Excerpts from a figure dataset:
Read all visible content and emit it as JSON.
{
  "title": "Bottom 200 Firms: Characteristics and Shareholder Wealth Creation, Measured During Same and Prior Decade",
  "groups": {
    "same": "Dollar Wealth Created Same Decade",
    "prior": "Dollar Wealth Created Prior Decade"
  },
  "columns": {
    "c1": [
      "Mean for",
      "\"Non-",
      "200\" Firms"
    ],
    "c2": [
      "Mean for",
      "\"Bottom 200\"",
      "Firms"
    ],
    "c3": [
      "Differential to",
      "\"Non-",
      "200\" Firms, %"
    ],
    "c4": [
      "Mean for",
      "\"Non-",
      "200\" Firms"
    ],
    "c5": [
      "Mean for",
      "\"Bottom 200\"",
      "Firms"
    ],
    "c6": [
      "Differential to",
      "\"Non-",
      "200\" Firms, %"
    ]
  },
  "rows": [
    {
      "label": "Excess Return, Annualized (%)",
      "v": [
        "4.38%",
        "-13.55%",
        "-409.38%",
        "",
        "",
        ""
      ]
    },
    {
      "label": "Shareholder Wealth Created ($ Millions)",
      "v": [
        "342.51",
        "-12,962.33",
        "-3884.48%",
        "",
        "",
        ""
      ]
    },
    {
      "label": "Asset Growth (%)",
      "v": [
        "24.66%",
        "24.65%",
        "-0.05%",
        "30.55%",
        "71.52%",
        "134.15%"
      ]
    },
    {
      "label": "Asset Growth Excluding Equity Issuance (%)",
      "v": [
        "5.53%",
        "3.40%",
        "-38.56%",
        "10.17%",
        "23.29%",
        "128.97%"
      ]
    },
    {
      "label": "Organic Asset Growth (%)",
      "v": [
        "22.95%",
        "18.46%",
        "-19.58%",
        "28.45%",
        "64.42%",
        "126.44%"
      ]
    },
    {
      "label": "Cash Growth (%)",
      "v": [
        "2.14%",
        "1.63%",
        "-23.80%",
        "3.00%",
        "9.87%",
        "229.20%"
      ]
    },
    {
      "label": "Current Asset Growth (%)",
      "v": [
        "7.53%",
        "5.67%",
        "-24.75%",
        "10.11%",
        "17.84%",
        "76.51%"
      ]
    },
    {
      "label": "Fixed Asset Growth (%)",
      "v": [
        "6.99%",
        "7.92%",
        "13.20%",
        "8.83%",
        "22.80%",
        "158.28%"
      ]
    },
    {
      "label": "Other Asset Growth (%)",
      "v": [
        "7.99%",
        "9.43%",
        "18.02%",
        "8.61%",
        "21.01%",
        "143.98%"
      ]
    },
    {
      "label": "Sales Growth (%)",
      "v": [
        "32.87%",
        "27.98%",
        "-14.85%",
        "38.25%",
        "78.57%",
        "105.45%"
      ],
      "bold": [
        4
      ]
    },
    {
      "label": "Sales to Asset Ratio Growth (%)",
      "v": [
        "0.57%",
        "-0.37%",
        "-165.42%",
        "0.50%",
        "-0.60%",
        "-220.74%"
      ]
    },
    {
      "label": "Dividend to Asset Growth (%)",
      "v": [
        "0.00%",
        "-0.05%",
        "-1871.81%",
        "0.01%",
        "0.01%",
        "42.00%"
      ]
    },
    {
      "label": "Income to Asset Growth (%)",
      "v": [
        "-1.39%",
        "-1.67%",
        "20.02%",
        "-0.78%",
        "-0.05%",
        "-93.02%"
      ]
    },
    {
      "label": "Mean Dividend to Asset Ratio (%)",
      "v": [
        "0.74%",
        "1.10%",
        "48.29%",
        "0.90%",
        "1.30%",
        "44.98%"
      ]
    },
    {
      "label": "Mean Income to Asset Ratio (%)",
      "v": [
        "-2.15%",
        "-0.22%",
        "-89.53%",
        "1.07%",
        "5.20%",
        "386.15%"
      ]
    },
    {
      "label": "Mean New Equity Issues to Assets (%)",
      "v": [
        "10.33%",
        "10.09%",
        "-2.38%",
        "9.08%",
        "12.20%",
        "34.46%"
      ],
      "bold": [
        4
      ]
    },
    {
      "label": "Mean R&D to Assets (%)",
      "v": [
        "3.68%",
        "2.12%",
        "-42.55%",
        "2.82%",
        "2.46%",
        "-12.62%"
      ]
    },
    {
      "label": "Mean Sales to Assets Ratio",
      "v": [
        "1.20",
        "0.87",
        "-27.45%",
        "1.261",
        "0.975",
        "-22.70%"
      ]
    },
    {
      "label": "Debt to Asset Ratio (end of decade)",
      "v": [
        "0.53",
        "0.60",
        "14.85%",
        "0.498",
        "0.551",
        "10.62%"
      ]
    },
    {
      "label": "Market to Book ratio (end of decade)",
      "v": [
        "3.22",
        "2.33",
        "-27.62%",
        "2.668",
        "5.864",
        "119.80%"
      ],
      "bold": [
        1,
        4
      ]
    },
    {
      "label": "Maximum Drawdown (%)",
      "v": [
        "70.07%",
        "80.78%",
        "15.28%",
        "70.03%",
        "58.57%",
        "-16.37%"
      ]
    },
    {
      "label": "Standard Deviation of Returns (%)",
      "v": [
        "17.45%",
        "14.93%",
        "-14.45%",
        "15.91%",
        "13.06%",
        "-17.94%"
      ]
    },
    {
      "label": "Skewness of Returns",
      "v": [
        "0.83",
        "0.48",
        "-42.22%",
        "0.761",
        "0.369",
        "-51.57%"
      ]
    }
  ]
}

INSTRUCTIONS TO FOLLOW: Gather every line from the entries above where the word "Returns" appears, and copy them.

ANSWER TO THIS PROBLEM:
      "label": "Standard Deviation of Returns (%)",
      "label": "Skewness of Returns",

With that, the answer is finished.